**What this task involves**
Return each line of the listing that contains the string "godkendt".

**Task input**
/---
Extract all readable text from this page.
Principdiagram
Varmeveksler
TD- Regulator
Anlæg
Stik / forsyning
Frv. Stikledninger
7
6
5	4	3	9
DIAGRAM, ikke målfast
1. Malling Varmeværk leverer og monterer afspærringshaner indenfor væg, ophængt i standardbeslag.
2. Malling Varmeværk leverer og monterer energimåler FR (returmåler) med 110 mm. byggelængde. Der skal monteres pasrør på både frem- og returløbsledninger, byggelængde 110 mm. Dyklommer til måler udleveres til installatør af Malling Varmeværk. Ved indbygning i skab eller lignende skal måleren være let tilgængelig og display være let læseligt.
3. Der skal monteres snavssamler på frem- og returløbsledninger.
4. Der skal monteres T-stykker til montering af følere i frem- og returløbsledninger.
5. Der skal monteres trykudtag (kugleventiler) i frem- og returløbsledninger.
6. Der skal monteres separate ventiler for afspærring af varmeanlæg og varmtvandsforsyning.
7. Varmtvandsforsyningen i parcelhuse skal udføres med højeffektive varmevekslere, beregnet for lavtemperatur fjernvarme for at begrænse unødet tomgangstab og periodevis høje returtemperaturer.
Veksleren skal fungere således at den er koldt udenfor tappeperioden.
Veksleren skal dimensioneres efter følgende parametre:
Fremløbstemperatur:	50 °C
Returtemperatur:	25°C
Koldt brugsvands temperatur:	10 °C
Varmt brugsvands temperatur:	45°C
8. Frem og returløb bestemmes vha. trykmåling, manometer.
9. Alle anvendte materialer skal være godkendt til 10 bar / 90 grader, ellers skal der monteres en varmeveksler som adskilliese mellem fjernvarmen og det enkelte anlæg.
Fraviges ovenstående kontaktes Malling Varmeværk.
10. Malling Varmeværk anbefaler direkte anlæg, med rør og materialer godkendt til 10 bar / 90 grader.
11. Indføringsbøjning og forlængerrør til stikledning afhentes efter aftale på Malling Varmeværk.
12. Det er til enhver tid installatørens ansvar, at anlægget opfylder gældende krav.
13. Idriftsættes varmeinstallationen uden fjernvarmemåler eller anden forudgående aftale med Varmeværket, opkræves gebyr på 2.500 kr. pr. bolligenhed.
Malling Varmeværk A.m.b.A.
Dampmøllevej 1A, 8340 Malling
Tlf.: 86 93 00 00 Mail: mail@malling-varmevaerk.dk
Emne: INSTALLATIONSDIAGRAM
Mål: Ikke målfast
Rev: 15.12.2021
\---
**Solution to this exercise**
9. Alle anvendte materialer skal være godkendt til 10 bar / 90 grader, ellers skal der monteres en varmeveksler som adskilliese mellem fjernvarmen og det enkelte anlæg.
10. Malling Varmeværk anbefaler direkte anlæg, med rør og materialer godkendt til 10 bar / 90 grader.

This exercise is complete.